━━ Items ━━

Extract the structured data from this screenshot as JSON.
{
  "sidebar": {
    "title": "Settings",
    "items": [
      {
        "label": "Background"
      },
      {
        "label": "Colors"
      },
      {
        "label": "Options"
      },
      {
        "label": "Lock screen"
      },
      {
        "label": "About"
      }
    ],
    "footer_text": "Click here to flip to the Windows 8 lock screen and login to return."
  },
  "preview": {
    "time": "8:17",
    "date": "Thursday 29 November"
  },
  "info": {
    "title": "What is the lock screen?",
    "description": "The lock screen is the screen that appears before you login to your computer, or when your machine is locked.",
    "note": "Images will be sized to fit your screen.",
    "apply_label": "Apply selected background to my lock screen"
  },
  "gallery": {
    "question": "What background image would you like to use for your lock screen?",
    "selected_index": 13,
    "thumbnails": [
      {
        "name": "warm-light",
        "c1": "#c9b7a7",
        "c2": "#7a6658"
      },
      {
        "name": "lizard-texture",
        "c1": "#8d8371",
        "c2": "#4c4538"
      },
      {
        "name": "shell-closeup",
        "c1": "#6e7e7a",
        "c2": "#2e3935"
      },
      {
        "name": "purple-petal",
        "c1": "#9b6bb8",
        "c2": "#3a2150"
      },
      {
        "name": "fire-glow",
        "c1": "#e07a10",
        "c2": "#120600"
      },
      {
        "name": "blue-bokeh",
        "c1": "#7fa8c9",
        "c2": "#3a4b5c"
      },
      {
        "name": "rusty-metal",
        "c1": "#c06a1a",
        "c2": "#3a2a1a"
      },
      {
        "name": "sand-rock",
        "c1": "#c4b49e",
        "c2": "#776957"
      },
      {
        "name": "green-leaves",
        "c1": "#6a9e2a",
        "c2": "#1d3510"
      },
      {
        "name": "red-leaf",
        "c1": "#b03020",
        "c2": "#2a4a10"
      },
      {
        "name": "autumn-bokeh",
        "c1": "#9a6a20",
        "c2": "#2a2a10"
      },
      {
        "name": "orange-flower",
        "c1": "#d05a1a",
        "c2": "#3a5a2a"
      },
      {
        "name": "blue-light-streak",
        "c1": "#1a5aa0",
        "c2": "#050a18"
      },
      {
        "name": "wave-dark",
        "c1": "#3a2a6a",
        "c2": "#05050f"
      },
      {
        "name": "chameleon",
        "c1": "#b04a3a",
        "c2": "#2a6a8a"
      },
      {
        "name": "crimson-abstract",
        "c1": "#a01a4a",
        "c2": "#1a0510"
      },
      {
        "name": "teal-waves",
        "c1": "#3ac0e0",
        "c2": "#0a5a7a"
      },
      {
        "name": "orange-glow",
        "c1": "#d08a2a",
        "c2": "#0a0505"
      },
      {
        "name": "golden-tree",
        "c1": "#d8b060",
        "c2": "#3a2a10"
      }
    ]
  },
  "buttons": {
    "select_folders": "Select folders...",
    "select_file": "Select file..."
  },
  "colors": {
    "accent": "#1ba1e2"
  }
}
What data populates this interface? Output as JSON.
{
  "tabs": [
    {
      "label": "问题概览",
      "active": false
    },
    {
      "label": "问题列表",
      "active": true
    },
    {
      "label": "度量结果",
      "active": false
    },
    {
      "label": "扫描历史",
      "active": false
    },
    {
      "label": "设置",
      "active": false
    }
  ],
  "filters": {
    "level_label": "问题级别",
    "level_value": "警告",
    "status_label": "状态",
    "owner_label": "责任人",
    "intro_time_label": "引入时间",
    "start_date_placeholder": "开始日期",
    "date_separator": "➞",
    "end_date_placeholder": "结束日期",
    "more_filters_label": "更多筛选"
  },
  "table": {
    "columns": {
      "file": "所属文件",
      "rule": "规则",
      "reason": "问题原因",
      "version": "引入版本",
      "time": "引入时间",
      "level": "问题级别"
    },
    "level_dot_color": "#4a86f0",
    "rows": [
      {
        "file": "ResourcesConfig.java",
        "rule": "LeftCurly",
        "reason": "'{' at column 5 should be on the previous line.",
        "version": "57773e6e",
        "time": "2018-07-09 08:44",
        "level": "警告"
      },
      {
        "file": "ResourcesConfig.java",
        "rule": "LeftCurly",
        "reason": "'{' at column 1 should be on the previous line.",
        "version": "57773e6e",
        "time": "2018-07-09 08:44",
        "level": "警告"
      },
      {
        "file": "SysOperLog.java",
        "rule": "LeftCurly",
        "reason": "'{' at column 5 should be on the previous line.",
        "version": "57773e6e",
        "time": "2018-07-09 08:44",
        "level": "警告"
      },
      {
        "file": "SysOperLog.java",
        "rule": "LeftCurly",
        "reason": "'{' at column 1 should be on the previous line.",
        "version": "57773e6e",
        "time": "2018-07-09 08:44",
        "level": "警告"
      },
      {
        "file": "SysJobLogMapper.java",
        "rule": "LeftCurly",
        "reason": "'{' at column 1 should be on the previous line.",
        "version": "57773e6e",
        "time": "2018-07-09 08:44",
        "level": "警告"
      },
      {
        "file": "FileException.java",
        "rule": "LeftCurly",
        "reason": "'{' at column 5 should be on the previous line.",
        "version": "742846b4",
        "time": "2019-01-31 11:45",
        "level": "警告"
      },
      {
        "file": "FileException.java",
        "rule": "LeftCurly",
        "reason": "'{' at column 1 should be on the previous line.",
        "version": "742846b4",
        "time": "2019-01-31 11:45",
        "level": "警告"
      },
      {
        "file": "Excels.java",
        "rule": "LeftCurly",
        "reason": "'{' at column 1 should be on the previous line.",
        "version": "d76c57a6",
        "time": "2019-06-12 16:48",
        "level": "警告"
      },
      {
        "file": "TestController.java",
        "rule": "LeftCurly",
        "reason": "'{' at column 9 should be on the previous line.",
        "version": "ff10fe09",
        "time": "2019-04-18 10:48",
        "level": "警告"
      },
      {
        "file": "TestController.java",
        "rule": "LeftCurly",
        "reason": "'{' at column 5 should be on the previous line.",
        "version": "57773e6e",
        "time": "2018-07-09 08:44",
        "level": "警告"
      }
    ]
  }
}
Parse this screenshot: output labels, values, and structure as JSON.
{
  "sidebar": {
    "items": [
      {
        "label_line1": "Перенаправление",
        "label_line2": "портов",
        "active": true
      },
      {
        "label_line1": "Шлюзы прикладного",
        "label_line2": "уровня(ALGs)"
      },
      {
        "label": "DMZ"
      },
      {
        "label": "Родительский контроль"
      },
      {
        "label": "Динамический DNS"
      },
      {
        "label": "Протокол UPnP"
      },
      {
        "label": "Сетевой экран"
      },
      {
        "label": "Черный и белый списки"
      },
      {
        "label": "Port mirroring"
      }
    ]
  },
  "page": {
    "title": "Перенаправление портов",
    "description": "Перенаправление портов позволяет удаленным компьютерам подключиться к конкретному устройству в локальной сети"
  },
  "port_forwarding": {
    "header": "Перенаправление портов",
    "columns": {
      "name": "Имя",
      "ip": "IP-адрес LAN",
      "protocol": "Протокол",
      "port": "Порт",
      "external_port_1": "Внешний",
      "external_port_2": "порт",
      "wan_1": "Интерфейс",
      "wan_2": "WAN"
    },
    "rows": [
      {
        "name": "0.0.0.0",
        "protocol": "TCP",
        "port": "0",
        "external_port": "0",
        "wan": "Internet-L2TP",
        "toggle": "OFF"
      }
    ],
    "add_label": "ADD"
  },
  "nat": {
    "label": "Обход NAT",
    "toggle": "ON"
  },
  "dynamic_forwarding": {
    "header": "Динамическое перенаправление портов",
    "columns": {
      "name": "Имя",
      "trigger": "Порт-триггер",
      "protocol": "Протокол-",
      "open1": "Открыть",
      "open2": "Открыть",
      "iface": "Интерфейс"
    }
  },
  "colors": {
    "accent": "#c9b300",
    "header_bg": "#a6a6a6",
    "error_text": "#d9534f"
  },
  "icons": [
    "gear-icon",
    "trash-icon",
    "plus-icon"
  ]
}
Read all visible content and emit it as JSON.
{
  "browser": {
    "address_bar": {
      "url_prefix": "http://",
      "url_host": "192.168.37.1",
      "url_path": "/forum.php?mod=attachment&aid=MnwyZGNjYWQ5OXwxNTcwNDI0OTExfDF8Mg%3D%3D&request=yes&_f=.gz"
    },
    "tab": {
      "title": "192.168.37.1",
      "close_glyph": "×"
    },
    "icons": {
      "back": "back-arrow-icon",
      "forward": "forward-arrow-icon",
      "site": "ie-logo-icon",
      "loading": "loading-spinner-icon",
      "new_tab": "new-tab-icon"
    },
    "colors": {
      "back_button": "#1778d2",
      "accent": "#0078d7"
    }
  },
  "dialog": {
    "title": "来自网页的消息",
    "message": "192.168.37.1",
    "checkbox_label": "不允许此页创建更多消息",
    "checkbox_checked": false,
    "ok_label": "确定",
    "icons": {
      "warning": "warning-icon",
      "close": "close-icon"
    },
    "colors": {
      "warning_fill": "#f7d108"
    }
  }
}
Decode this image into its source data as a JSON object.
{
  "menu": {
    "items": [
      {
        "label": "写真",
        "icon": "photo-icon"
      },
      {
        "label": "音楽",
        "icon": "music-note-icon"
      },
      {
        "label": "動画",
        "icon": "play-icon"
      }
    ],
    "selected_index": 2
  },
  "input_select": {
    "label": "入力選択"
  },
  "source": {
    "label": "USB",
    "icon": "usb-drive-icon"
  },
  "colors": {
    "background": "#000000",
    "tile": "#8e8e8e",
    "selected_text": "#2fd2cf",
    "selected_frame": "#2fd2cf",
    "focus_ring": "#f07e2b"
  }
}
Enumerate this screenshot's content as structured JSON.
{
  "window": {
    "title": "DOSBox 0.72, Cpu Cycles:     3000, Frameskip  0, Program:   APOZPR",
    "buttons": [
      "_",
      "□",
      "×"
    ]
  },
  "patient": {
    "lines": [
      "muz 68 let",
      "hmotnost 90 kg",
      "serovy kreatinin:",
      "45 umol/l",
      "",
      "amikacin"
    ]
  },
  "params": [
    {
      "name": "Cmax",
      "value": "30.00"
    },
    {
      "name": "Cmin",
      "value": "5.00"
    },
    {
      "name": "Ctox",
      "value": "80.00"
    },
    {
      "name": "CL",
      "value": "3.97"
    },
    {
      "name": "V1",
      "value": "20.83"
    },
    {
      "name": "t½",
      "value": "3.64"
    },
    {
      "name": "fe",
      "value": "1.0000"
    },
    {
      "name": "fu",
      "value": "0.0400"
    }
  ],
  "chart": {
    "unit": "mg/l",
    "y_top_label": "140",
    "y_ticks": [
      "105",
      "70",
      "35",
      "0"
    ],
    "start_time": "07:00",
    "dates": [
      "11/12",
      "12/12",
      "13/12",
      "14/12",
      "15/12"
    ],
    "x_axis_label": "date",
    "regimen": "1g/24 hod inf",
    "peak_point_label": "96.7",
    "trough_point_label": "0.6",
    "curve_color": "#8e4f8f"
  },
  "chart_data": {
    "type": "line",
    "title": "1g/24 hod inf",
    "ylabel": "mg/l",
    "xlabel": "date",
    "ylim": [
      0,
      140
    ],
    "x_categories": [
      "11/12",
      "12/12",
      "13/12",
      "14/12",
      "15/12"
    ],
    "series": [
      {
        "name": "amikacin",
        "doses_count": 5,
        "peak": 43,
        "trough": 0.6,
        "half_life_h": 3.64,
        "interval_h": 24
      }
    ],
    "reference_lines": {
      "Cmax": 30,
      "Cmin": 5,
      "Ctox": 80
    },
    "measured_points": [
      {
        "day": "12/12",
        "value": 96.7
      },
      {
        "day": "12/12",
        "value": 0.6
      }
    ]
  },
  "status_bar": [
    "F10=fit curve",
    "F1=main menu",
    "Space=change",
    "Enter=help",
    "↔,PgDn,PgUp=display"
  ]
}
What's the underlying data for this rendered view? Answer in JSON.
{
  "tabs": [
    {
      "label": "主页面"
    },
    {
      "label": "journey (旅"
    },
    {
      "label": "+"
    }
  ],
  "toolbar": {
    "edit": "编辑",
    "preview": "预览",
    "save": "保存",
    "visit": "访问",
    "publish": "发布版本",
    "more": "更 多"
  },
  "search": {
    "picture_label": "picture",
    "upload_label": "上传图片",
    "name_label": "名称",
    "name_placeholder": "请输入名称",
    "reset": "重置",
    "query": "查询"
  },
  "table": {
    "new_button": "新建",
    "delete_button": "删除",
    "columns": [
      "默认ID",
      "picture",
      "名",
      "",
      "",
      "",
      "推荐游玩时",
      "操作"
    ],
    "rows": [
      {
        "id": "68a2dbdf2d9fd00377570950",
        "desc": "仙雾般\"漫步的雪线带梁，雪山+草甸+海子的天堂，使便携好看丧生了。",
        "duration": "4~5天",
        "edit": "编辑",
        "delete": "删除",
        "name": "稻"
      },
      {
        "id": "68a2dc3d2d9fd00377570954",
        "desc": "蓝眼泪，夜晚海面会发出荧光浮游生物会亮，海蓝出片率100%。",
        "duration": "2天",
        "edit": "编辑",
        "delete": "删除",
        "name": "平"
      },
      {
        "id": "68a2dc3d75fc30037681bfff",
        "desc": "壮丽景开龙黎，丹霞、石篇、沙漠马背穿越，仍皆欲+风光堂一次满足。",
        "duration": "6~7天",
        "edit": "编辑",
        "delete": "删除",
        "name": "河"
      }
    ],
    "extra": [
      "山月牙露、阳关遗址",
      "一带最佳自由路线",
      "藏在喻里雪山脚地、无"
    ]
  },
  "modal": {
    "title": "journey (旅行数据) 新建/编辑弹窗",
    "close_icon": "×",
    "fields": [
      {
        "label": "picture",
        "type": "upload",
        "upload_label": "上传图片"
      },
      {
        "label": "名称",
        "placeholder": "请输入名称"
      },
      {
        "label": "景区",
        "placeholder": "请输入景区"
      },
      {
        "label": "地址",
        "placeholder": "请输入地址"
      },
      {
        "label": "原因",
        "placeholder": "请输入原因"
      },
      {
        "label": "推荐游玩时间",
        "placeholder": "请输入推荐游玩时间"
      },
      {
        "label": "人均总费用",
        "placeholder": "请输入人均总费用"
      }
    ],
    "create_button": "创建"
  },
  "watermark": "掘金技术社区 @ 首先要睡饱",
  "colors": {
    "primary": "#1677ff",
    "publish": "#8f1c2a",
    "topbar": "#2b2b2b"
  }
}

━━━

## Set problem:
Go through the listing above line by line and say how many lines hold the word "journey". Reply with that number only.

## Full answer:
2